-------- EXTRACTED MATERIAL

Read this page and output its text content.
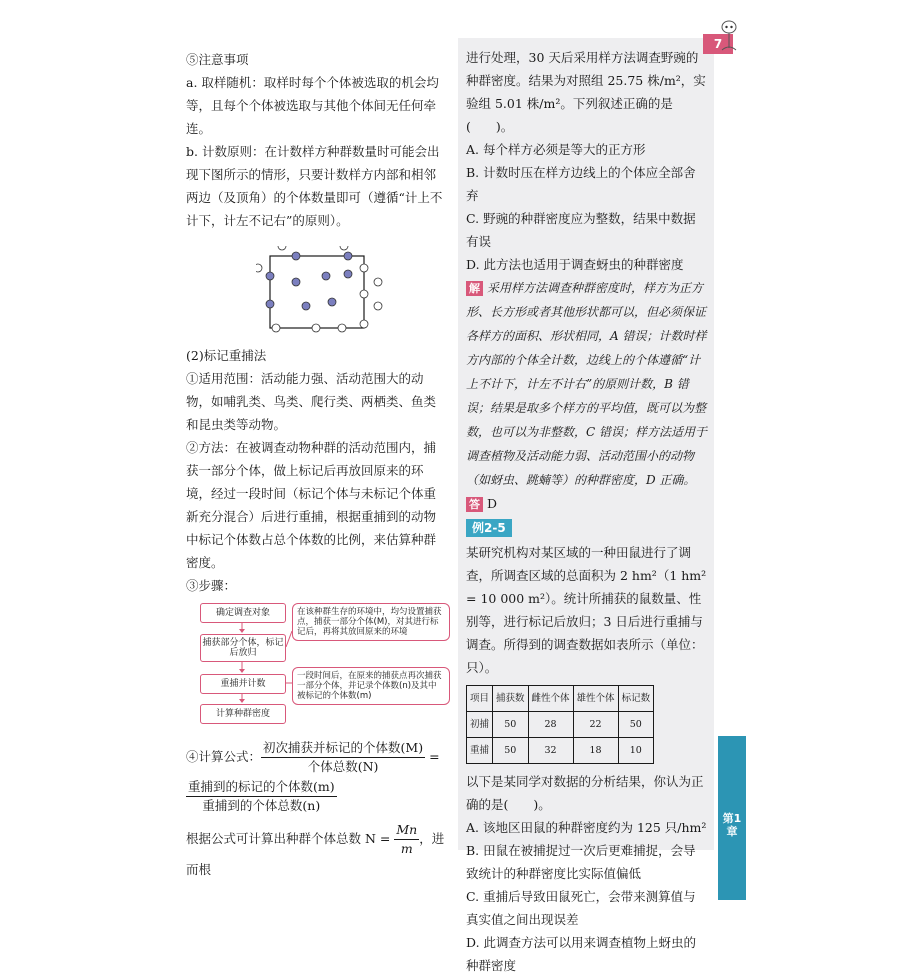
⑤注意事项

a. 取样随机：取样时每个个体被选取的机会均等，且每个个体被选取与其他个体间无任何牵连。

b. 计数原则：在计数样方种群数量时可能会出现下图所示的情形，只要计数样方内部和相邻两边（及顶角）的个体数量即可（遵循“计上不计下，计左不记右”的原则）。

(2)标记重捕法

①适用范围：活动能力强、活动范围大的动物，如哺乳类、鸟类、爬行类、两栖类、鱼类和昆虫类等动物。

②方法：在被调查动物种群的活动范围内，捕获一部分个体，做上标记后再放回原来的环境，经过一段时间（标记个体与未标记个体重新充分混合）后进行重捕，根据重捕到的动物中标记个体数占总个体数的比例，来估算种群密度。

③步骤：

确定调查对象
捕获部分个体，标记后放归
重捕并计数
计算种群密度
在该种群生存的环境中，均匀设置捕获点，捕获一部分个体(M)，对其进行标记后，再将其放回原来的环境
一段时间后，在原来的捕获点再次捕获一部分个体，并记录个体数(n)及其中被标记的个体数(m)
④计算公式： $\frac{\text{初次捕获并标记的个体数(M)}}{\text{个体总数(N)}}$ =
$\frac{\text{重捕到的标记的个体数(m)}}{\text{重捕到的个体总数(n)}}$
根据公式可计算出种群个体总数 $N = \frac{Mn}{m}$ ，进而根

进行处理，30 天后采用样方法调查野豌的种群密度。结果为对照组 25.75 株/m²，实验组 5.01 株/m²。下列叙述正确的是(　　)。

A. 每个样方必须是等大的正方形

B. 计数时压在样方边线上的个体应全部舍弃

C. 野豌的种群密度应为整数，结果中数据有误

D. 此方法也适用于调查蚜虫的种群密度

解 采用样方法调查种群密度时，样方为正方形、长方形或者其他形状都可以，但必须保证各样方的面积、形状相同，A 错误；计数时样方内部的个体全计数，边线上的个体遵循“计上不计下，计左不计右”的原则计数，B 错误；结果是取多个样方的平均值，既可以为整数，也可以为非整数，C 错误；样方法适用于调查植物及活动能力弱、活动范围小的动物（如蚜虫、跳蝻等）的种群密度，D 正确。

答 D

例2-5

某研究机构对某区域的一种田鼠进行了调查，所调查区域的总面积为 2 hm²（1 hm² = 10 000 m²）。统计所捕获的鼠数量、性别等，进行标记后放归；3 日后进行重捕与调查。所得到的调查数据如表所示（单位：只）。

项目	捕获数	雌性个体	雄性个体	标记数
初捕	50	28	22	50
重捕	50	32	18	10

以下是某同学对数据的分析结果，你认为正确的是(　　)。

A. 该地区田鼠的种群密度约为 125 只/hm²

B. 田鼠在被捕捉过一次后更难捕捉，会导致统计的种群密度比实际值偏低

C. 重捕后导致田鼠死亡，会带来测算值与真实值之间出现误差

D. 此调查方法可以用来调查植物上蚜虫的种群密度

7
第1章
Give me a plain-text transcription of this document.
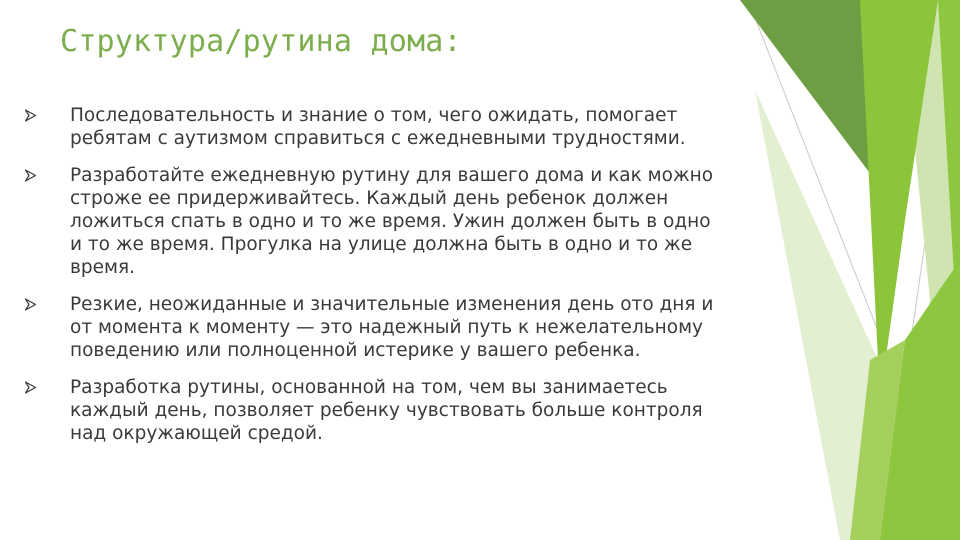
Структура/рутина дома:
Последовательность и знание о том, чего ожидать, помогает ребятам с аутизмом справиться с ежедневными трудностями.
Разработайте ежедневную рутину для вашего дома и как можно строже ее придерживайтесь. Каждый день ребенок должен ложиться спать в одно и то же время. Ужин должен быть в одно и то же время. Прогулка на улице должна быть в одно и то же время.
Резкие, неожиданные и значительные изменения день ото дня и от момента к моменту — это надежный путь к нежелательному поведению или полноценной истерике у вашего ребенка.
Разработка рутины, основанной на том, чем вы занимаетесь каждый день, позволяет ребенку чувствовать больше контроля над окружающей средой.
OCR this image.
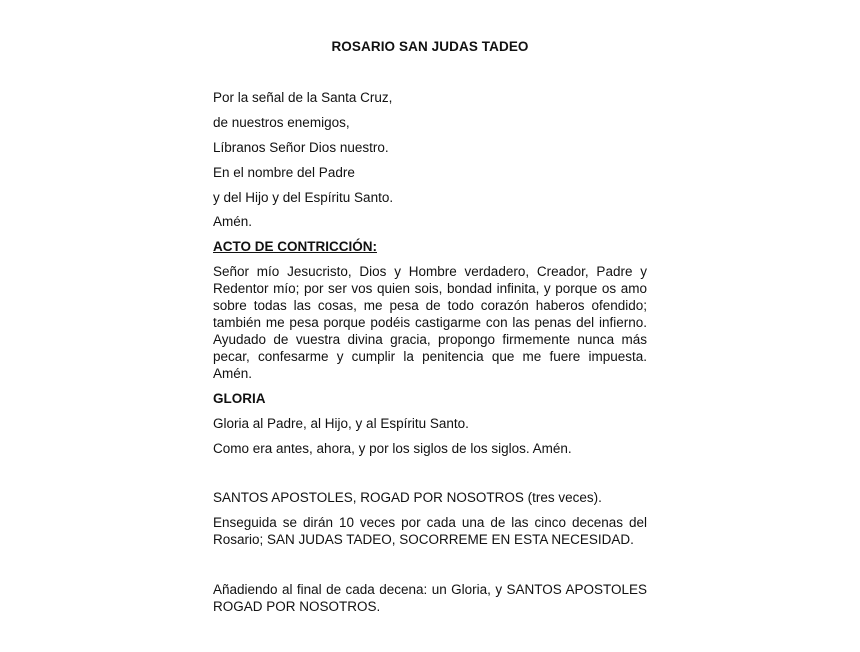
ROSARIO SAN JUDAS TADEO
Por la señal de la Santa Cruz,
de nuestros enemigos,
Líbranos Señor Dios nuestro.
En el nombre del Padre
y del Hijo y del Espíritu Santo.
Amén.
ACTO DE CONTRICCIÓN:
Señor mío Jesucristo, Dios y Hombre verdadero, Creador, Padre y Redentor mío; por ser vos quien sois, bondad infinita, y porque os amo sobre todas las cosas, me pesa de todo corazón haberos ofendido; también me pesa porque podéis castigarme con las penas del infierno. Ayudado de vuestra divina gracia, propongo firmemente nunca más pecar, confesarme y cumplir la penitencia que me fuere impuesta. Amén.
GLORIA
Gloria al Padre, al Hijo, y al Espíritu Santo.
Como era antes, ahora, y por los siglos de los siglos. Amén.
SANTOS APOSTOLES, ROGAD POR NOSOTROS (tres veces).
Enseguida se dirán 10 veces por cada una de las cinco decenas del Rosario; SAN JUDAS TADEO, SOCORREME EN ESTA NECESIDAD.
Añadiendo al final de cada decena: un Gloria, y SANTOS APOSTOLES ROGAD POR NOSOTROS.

----------------

◆ **SET EXERCISE**:
Copy the whole listing above word for word but do not carry over the pictures.

◆ **SOLUTION**:
Read this page and output its text content.
⑤注意事项

a. 取样随机：取样时每个个体被选取的机会均等，且每个个体被选取与其他个体间无任何牵连。

b. 计数原则：在计数样方种群数量时可能会出现下图所示的情形，只要计数样方内部和相邻两边（及顶角）的个体数量即可（遵循“计上不计下，计左不记右”的原则）。

(2)标记重捕法

①适用范围：活动能力强、活动范围大的动物，如哺乳类、鸟类、爬行类、两栖类、鱼类和昆虫类等动物。

②方法：在被调查动物种群的活动范围内，捕获一部分个体，做上标记后再放回原来的环境，经过一段时间（标记个体与未标记个体重新充分混合）后进行重捕，根据重捕到的动物中标记个体数占总个体数的比例，来估算种群密度。

③步骤：

确定调查对象
捕获部分个体，标记后放归
重捕并计数
计算种群密度
在该种群生存的环境中，均匀设置捕获点，捕获一部分个体(M)，对其进行标记后，再将其放回原来的环境
一段时间后，在原来的捕获点再次捕获一部分个体，并记录个体数(n)及其中被标记的个体数(m)
④计算公式： $\frac{\text{初次捕获并标记的个体数(M)}}{\text{个体总数(N)}}$ =
$\frac{\text{重捕到的标记的个体数(m)}}{\text{重捕到的个体总数(n)}}$
根据公式可计算出种群个体总数 $N = \frac{Mn}{m}$ ，进而根

进行处理，30 天后采用样方法调查野豌的种群密度。结果为对照组 25.75 株/m²，实验组 5.01 株/m²。下列叙述正确的是(　　)。

A. 每个样方必须是等大的正方形

B. 计数时压在样方边线上的个体应全部舍弃

C. 野豌的种群密度应为整数，结果中数据有误

D. 此方法也适用于调查蚜虫的种群密度

解 采用样方法调查种群密度时，样方为正方形、长方形或者其他形状都可以，但必须保证各样方的面积、形状相同，A 错误；计数时样方内部的个体全计数，边线上的个体遵循“计上不计下，计左不计右”的原则计数，B 错误；结果是取多个样方的平均值，既可以为整数，也可以为非整数，C 错误；样方法适用于调查植物及活动能力弱、活动范围小的动物（如蚜虫、跳蝻等）的种群密度，D 正确。

答 D

例2-5

某研究机构对某区域的一种田鼠进行了调查，所调查区域的总面积为 2 hm²（1 hm² = 10 000 m²）。统计所捕获的鼠数量、性别等，进行标记后放归；3 日后进行重捕与调查。所得到的调查数据如表所示（单位：只）。

项目	捕获数	雌性个体	雄性个体	标记数
初捕	50	28	22	50
重捕	50	32	18	10

以下是某同学对数据的分析结果，你认为正确的是(　　)。

A. 该地区田鼠的种群密度约为 125 只/hm²

B. 田鼠在被捕捉过一次后更难捕捉，会导致统计的种群密度比实际值偏低

C. 重捕后导致田鼠死亡，会带来测算值与真实值之间出现误差

D. 此调查方法可以用来调查植物上蚜虫的种群密度

7
第1章
Give me a plain-text transcription of this document.
Структура/рутина дома:
Последовательность и знание о том, чего ожидать, помогает ребятам с аутизмом справиться с ежедневными трудностями.
Разработайте ежедневную рутину для вашего дома и как можно строже ее придерживайтесь. Каждый день ребенок должен ложиться спать в одно и то же время. Ужин должен быть в одно и то же время. Прогулка на улице должна быть в одно и то же время.
Резкие, неожиданные и значительные изменения день ото дня и от момента к моменту — это надежный путь к нежелательному поведению или полноценной истерике у вашего ребенка.
Разработка рутины, основанной на том, чем вы занимаетесь каждый день, позволяет ребенку чувствовать больше контроля над окружающей средой.
OCR this image.
ROSARIO SAN JUDAS TADEO
Por la señal de la Santa Cruz,
de nuestros enemigos,
Líbranos Señor Dios nuestro.
En el nombre del Padre
y del Hijo y del Espíritu Santo.
Amén.
ACTO DE CONTRICCIÓN:
Señor mío Jesucristo, Dios y Hombre verdadero, Creador, Padre y Redentor mío; por ser vos quien sois, bondad infinita, y porque os amo sobre todas las cosas, me pesa de todo corazón haberos ofendido; también me pesa porque podéis castigarme con las penas del infierno. Ayudado de vuestra divina gracia, propongo firmemente nunca más pecar, confesarme y cumplir la penitencia que me fuere impuesta. Amén.
GLORIA
Gloria al Padre, al Hijo, y al Espíritu Santo.
Como era antes, ahora, y por los siglos de los siglos. Amén.
SANTOS APOSTOLES, ROGAD POR NOSOTROS (tres veces).
Enseguida se dirán 10 veces por cada una de las cinco decenas del Rosario; SAN JUDAS TADEO, SOCORREME EN ESTA NECESIDAD.
Añadiendo al final de cada decena: un Gloria, y SANTOS APOSTOLES ROGAD POR NOSOTROS.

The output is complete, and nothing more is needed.